#### [PROBLEM]
Without altering anything, output the material below.

**** THE RECORDS ****

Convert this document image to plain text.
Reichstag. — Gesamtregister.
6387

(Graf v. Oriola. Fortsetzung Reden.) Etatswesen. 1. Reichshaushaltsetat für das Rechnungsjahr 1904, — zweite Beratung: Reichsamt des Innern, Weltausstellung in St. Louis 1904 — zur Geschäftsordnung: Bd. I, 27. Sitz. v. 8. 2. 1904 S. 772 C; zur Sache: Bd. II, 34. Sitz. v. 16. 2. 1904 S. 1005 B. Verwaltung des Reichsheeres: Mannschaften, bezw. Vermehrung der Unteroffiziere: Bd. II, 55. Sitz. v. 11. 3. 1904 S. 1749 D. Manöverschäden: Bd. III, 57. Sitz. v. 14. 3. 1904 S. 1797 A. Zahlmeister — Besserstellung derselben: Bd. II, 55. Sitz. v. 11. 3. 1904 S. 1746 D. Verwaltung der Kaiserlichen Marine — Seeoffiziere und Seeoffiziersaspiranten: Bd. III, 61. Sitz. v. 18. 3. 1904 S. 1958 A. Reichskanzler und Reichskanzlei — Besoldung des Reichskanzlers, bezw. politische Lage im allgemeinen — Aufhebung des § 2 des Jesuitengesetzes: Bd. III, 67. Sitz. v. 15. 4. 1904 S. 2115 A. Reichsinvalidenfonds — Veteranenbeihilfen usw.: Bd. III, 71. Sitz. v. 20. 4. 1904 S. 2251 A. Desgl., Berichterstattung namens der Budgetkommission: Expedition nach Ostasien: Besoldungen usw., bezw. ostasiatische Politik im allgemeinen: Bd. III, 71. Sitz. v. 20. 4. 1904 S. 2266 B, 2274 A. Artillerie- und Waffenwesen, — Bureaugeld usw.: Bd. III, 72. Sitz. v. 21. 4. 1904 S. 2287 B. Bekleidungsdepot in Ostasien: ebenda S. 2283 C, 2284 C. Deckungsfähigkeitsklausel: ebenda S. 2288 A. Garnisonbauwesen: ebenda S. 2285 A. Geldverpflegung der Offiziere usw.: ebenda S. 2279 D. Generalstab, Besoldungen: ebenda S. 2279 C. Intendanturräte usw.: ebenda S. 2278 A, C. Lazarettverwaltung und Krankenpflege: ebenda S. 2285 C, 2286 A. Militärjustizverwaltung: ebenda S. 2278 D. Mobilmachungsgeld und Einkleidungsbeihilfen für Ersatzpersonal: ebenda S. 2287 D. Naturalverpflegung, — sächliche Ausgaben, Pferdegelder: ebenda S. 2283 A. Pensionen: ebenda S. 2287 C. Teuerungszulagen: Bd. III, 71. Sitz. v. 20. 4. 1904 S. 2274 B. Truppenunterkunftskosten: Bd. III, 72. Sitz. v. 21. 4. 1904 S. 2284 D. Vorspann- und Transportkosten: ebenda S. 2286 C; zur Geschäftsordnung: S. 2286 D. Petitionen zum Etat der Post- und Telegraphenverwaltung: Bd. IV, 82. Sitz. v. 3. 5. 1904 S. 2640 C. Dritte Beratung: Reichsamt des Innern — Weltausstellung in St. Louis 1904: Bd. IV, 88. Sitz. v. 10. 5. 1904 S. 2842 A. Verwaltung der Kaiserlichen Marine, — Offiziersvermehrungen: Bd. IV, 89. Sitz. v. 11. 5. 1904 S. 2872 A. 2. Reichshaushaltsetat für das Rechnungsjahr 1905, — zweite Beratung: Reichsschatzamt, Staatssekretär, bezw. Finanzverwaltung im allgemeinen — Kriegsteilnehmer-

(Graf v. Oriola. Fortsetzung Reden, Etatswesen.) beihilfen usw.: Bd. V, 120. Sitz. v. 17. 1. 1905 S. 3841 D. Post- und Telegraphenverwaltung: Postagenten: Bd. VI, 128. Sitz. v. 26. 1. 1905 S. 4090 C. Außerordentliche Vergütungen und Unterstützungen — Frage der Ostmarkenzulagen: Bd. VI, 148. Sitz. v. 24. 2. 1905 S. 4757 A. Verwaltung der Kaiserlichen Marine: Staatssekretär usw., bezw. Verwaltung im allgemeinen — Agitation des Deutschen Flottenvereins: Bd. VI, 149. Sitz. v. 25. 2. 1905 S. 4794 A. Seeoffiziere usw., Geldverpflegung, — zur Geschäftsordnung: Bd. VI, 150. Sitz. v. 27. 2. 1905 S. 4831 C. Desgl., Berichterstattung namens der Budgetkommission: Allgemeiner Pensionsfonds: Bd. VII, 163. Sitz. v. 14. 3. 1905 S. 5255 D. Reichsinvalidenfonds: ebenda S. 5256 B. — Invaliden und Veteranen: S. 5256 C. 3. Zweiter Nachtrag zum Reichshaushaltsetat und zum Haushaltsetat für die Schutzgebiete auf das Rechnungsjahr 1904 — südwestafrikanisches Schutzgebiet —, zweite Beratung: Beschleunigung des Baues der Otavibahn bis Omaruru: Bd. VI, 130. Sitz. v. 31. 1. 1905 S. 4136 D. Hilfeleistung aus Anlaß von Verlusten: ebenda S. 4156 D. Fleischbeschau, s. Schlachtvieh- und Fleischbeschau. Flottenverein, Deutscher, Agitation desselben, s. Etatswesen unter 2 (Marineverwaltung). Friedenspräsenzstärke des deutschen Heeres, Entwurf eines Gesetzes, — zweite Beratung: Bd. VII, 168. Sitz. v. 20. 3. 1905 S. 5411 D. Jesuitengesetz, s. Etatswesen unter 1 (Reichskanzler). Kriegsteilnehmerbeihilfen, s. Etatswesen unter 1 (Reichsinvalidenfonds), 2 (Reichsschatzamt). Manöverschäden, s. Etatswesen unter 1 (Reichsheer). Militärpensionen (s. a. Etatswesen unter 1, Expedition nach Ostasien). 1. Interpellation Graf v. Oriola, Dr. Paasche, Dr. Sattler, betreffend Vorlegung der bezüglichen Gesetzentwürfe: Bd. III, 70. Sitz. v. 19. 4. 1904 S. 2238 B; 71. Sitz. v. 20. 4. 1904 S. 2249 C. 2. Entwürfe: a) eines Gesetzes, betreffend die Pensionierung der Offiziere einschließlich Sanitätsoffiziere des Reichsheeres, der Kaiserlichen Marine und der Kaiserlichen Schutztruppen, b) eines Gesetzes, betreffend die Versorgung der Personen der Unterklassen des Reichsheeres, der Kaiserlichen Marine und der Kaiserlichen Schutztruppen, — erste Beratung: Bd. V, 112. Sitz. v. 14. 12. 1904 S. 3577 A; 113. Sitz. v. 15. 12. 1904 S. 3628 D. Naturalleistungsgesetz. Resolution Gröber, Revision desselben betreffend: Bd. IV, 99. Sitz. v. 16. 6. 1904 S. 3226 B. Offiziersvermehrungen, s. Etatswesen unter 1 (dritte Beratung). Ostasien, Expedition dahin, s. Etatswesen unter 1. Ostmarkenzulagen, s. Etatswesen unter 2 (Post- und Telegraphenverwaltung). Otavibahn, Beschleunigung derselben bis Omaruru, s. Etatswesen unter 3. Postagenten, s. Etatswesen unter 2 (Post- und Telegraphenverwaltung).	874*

****

#### [SOLUTION TO THIS PROBLEM]
Convert this document image to plain text.
Reichstag. — Gesamtregister.
6387

(Graf v. Oriola. Fortsetzung Reden.) Etatswesen. 1. Reichshaushaltsetat für das Rechnungsjahr 1904, — zweite Beratung: Reichsamt des Innern, Weltausstellung in St. Louis 1904 — zur Geschäftsordnung: Bd. I, 27. Sitz. v. 8. 2. 1904 S. 772 C; zur Sache: Bd. II, 34. Sitz. v. 16. 2. 1904 S. 1005 B. Verwaltung des Reichsheeres: Mannschaften, bezw. Vermehrung der Unteroffiziere: Bd. II, 55. Sitz. v. 11. 3. 1904 S. 1749 D. Manöverschäden: Bd. III, 57. Sitz. v. 14. 3. 1904 S. 1797 A. Zahlmeister — Besserstellung derselben: Bd. II, 55. Sitz. v. 11. 3. 1904 S. 1746 D. Verwaltung der Kaiserlichen Marine — Seeoffiziere und Seeoffiziersaspiranten: Bd. III, 61. Sitz. v. 18. 3. 1904 S. 1958 A. Reichskanzler und Reichskanzlei — Besoldung des Reichskanzlers, bezw. politische Lage im allgemeinen — Aufhebung des § 2 des Jesuitengesetzes: Bd. III, 67. Sitz. v. 15. 4. 1904 S. 2115 A. Reichsinvalidenfonds — Veteranenbeihilfen usw.: Bd. III, 71. Sitz. v. 20. 4. 1904 S. 2251 A. Desgl., Berichterstattung namens der Budgetkommission: Expedition nach Ostasien: Besoldungen usw., bezw. ostasiatische Politik im allgemeinen: Bd. III, 71. Sitz. v. 20. 4. 1904 S. 2266 B, 2274 A. Artillerie- und Waffenwesen, — Bureaugeld usw.: Bd. III, 72. Sitz. v. 21. 4. 1904 S. 2287 B. Bekleidungsdepot in Ostasien: ebenda S. 2283 C, 2284 C. Deckungsfähigkeitsklausel: ebenda S. 2288 A. Garnisonbauwesen: ebenda S. 2285 A. Geldverpflegung der Offiziere usw.: ebenda S. 2279 D. Generalstab, Besoldungen: ebenda S. 2279 C. Intendanturräte usw.: ebenda S. 2278 A, C. Lazarettverwaltung und Krankenpflege: ebenda S. 2285 C, 2286 A. Militärjustizverwaltung: ebenda S. 2278 D. Mobilmachungsgeld und Einkleidungsbeihilfen für Ersatzpersonal: ebenda S. 2287 D. Naturalverpflegung, — sächliche Ausgaben, Pferdegelder: ebenda S. 2283 A. Pensionen: ebenda S. 2287 C. Teuerungszulagen: Bd. III, 71. Sitz. v. 20. 4. 1904 S. 2274 B. Truppenunterkunftskosten: Bd. III, 72. Sitz. v. 21. 4. 1904 S. 2284 D. Vorspann- und Transportkosten: ebenda S. 2286 C; zur Geschäftsordnung: S. 2286 D. Petitionen zum Etat der Post- und Telegraphenverwaltung: Bd. IV, 82. Sitz. v. 3. 5. 1904 S. 2640 C. Dritte Beratung: Reichsamt des Innern — Weltausstellung in St. Louis 1904: Bd. IV, 88. Sitz. v. 10. 5. 1904 S. 2842 A. Verwaltung der Kaiserlichen Marine, — Offiziersvermehrungen: Bd. IV, 89. Sitz. v. 11. 5. 1904 S. 2872 A. 2. Reichshaushaltsetat für das Rechnungsjahr 1905, — zweite Beratung: Reichsschatzamt, Staatssekretär, bezw. Finanzverwaltung im allgemeinen — Kriegsteilnehmer-

(Graf v. Oriola. Fortsetzung Reden, Etatswesen.) beihilfen usw.: Bd. V, 120. Sitz. v. 17. 1. 1905 S. 3841 D. Post- und Telegraphenverwaltung: Postagenten: Bd. VI, 128. Sitz. v. 26. 1. 1905 S. 4090 C. Außerordentliche Vergütungen und Unterstützungen — Frage der Ostmarkenzulagen: Bd. VI, 148. Sitz. v. 24. 2. 1905 S. 4757 A. Verwaltung der Kaiserlichen Marine: Staatssekretär usw., bezw. Verwaltung im allgemeinen — Agitation des Deutschen Flottenvereins: Bd. VI, 149. Sitz. v. 25. 2. 1905 S. 4794 A. Seeoffiziere usw., Geldverpflegung, — zur Geschäftsordnung: Bd. VI, 150. Sitz. v. 27. 2. 1905 S. 4831 C. Desgl., Berichterstattung namens der Budgetkommission: Allgemeiner Pensionsfonds: Bd. VII, 163. Sitz. v. 14. 3. 1905 S. 5255 D. Reichsinvalidenfonds: ebenda S. 5256 B. — Invaliden und Veteranen: S. 5256 C. 3. Zweiter Nachtrag zum Reichshaushaltsetat und zum Haushaltsetat für die Schutzgebiete auf das Rechnungsjahr 1904 — südwestafrikanisches Schutzgebiet —, zweite Beratung: Beschleunigung des Baues der Otavibahn bis Omaruru: Bd. VI, 130. Sitz. v. 31. 1. 1905 S. 4136 D. Hilfeleistung aus Anlaß von Verlusten: ebenda S. 4156 D. Fleischbeschau, s. Schlachtvieh- und Fleischbeschau. Flottenverein, Deutscher, Agitation desselben, s. Etatswesen unter 2 (Marineverwaltung). Friedenspräsenzstärke des deutschen Heeres, Entwurf eines Gesetzes, — zweite Beratung: Bd. VII, 168. Sitz. v. 20. 3. 1905 S. 5411 D. Jesuitengesetz, s. Etatswesen unter 1 (Reichskanzler). Kriegsteilnehmerbeihilfen, s. Etatswesen unter 1 (Reichsinvalidenfonds), 2 (Reichsschatzamt). Manöverschäden, s. Etatswesen unter 1 (Reichsheer). Militärpensionen (s. a. Etatswesen unter 1, Expedition nach Ostasien). 1. Interpellation Graf v. Oriola, Dr. Paasche, Dr. Sattler, betreffend Vorlegung der bezüglichen Gesetzentwürfe: Bd. III, 70. Sitz. v. 19. 4. 1904 S. 2238 B; 71. Sitz. v. 20. 4. 1904 S. 2249 C. 2. Entwürfe: a) eines Gesetzes, betreffend die Pensionierung der Offiziere einschließlich Sanitätsoffiziere des Reichsheeres, der Kaiserlichen Marine und der Kaiserlichen Schutztruppen, b) eines Gesetzes, betreffend die Versorgung der Personen der Unterklassen des Reichsheeres, der Kaiserlichen Marine und der Kaiserlichen Schutztruppen, — erste Beratung: Bd. V, 112. Sitz. v. 14. 12. 1904 S. 3577 A; 113. Sitz. v. 15. 12. 1904 S. 3628 D. Naturalleistungsgesetz. Resolution Gröber, Revision desselben betreffend: Bd. IV, 99. Sitz. v. 16. 6. 1904 S. 3226 B. Offiziersvermehrungen, s. Etatswesen unter 1 (dritte Beratung). Ostasien, Expedition dahin, s. Etatswesen unter 1. Ostmarkenzulagen, s. Etatswesen unter 2 (Post- und Telegraphenverwaltung). Otavibahn, Beschleunigung derselben bis Omaruru, s. Etatswesen unter 3. Postagenten, s. Etatswesen unter 2 (Post- und Telegraphenverwaltung).	874*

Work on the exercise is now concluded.